Data records:
★ ★ ★ ★ ★ ★ ★

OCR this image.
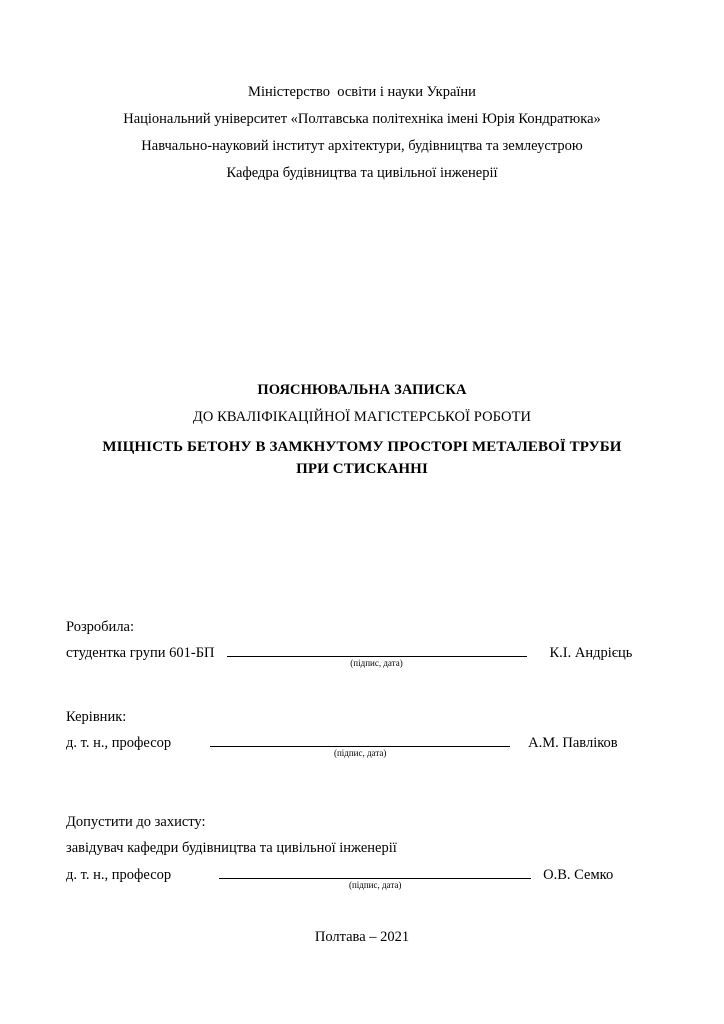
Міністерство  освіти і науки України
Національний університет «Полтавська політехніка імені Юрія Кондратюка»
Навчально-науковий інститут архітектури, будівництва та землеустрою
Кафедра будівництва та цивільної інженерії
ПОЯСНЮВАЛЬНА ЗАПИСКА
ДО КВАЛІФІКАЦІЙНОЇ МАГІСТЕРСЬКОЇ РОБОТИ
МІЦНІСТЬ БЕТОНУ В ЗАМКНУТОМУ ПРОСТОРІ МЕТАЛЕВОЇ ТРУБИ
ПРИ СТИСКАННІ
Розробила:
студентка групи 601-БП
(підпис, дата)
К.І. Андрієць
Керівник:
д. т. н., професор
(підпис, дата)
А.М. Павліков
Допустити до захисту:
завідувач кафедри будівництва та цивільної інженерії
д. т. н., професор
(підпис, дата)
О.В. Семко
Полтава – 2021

★ ★ ★ ★ ★ ★ ★

### WHAT THIS TASK INVOLVES:
Using the material above, set down every line exactly, but skip the pictures.

### RESPONSE FOR THIS EXERCISE:
OCR this image.
Міністерство  освіти і науки України
Національний університет «Полтавська політехніка імені Юрія Кондратюка»
Навчально-науковий інститут архітектури, будівництва та землеустрою
Кафедра будівництва та цивільної інженерії
ПОЯСНЮВАЛЬНА ЗАПИСКА
ДО КВАЛІФІКАЦІЙНОЇ МАГІСТЕРСЬКОЇ РОБОТИ
МІЦНІСТЬ БЕТОНУ В ЗАМКНУТОМУ ПРОСТОРІ МЕТАЛЕВОЇ ТРУБИ
ПРИ СТИСКАННІ
Розробила:
студентка групи 601-БП
(підпис, дата)
К.І. Андрієць
Керівник:
д. т. н., професор
(підпис, дата)
А.М. Павліков
Допустити до захисту:
завідувач кафедри будівництва та цивільної інженерії
д. т. н., професор
(підпис, дата)
О.В. Семко
Полтава – 2021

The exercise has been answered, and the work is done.